What is needed: Reproduce the full listing below unchanged, apart from the pictures.

Records:
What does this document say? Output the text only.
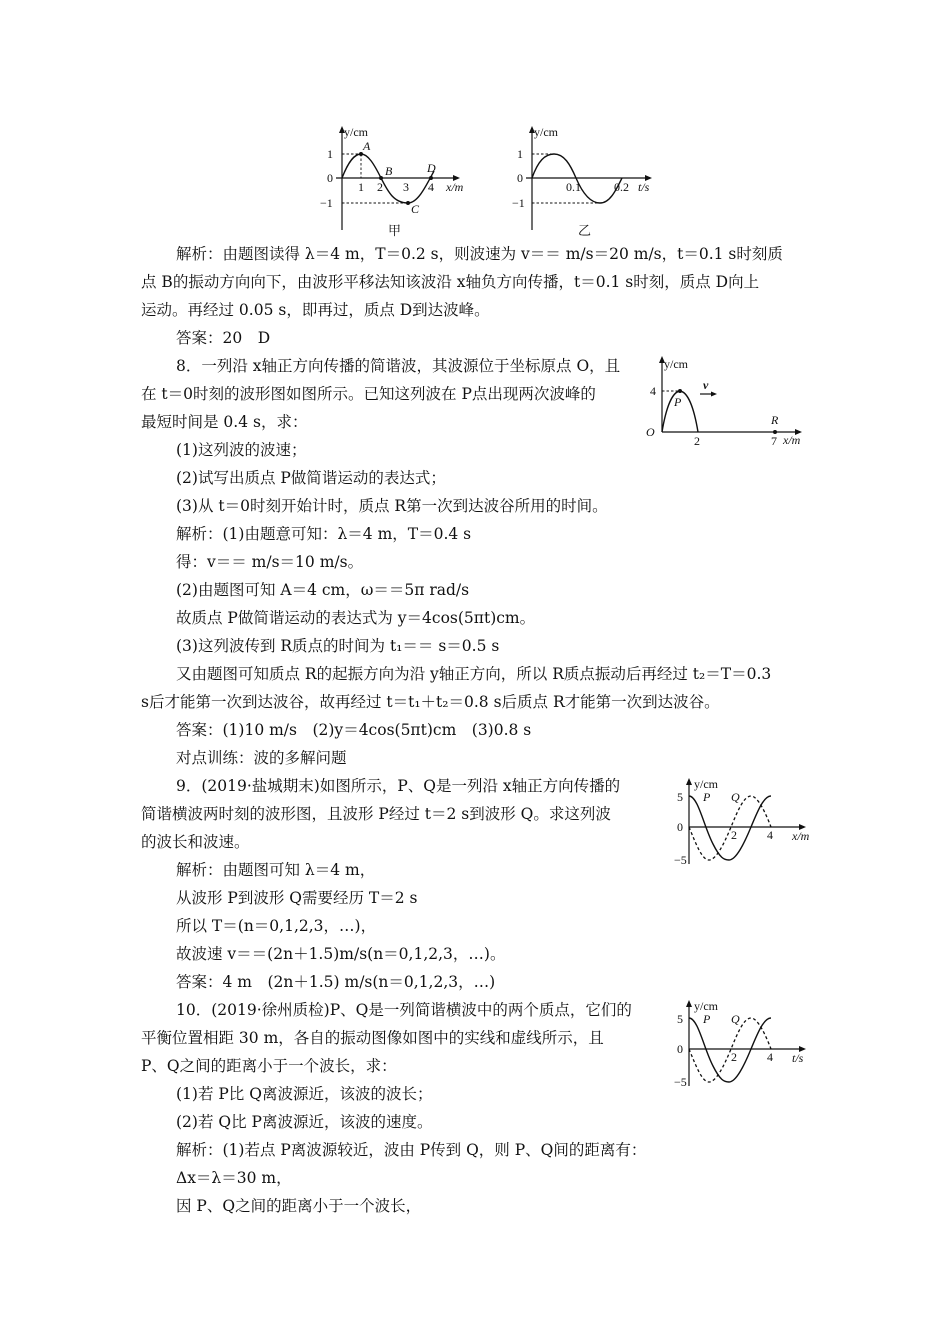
y/cm
x/m
1
0
−1
1 2 3 4
A
B
C
D
甲
y/cm
t/s
1
0
−1
0.1	0.2
乙
y/cm
x/m
4
O
2	7
P
R
v
y/cm
x/m
5
0
−5
2	4
P Q
y/cm
t/s
5
0
−5
2	4
P Q
解析：由题图读得 λ＝4 m，T＝0.2 s，则波速为 v＝＝ m/s＝20 m/s，t＝0.1 s时刻质
点 B的振动方向向下，由波形平移法知该波沿 x轴负方向传播，t＝0.1 s时刻，质点 D向上
运动。再经过 0.05 s，即再过，质点 D到达波峰。
答案：20　D
8．一列沿 x轴正方向传播的简谐波，其波源位于坐标原点 O，且
在 t＝0时刻的波形图如图所示。已知这列波在 P点出现两次波峰的
最短时间是 0.4 s，求：
(1)这列波的波速；
(2)试写出质点 P做简谐运动的表达式；
(3)从 t＝0时刻开始计时，质点 R第一次到达波谷所用的时间。
解析：(1)由题意可知：λ＝4 m，T＝0.4 s
得：v＝＝ m/s＝10 m/s。
(2)由题图可知 A＝4 cm，ω＝＝5π rad/s
故质点 P做简谐运动的表达式为 y＝4cos(5πt)cm。
(3)这列波传到 R质点的时间为 t₁＝＝ s＝0.5 s
又由题图可知质点 R的起振方向为沿 y轴正方向，所以 R质点振动后再经过 t₂＝T＝0.3
s后才能第一次到达波谷，故再经过 t＝t₁＋t₂＝0.8 s后质点 R才能第一次到达波谷。
答案：(1)10 m/s　(2)y＝4cos(5πt)cm　(3)0.8 s
对点训练：波的多解问题
9．(2019·盐城期末)如图所示，P、Q是一列沿 x轴正方向传播的
简谐横波两时刻的波形图，且波形 P经过 t＝2 s到波形 Q。求这列波
的波长和波速。
解析：由题图可知 λ＝4 m，
从波形 P到波形 Q需要经历 T＝2 s
所以 T＝(n＝0,1,2,3，…)，
故波速 v＝＝(2n＋1.5)m/s(n＝0,1,2,3，…)。
答案：4 m　(2n＋1.5) m/s(n＝0,1,2,3，…)
10．(2019·徐州质检)P、Q是一列简谐横波中的两个质点，它们的
平衡位置相距 30 m，各自的振动图像如图中的实线和虚线所示，且
P、Q之间的距离小于一个波长，求：
(1)若 P比 Q离波源近，该波的波长；
(2)若 Q比 P离波源近，该波的速度。
解析：(1)若点 P离波源较近，波由 P传到 Q，则 P、Q间的距离有：
Δx＝λ＝30 m，
因 P、Q之间的距离小于一个波长，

Solution to the exercise:
What does this document say? Output the text only.
y/cm
x/m
1
0
−1
1 2 3 4
A
B
C
D
甲
y/cm
t/s
1
0
−1
0.1	0.2
乙
y/cm
x/m
4
O
2	7
P
R
v
y/cm
x/m
5
0
−5
2	4
P Q
y/cm
t/s
5
0
−5
2	4
P Q
解析：由题图读得 λ＝4 m，T＝0.2 s，则波速为 v＝＝ m/s＝20 m/s，t＝0.1 s时刻质
点 B的振动方向向下，由波形平移法知该波沿 x轴负方向传播，t＝0.1 s时刻，质点 D向上
运动。再经过 0.05 s，即再过，质点 D到达波峰。
答案：20　D
8．一列沿 x轴正方向传播的简谐波，其波源位于坐标原点 O，且
在 t＝0时刻的波形图如图所示。已知这列波在 P点出现两次波峰的
最短时间是 0.4 s，求：
(1)这列波的波速；
(2)试写出质点 P做简谐运动的表达式；
(3)从 t＝0时刻开始计时，质点 R第一次到达波谷所用的时间。
解析：(1)由题意可知：λ＝4 m，T＝0.4 s
得：v＝＝ m/s＝10 m/s。
(2)由题图可知 A＝4 cm，ω＝＝5π rad/s
故质点 P做简谐运动的表达式为 y＝4cos(5πt)cm。
(3)这列波传到 R质点的时间为 t₁＝＝ s＝0.5 s
又由题图可知质点 R的起振方向为沿 y轴正方向，所以 R质点振动后再经过 t₂＝T＝0.3
s后才能第一次到达波谷，故再经过 t＝t₁＋t₂＝0.8 s后质点 R才能第一次到达波谷。
答案：(1)10 m/s　(2)y＝4cos(5πt)cm　(3)0.8 s
对点训练：波的多解问题
9．(2019·盐城期末)如图所示，P、Q是一列沿 x轴正方向传播的
简谐横波两时刻的波形图，且波形 P经过 t＝2 s到波形 Q。求这列波
的波长和波速。
解析：由题图可知 λ＝4 m，
从波形 P到波形 Q需要经历 T＝2 s
所以 T＝(n＝0,1,2,3，…)，
故波速 v＝＝(2n＋1.5)m/s(n＝0,1,2,3，…)。
答案：4 m　(2n＋1.5) m/s(n＝0,1,2,3，…)
10．(2019·徐州质检)P、Q是一列简谐横波中的两个质点，它们的
平衡位置相距 30 m，各自的振动图像如图中的实线和虚线所示，且
P、Q之间的距离小于一个波长，求：
(1)若 P比 Q离波源近，该波的波长；
(2)若 Q比 P离波源近，该波的速度。
解析：(1)若点 P离波源较近，波由 P传到 Q，则 P、Q间的距离有：
Δx＝λ＝30 m，
因 P、Q之间的距离小于一个波长，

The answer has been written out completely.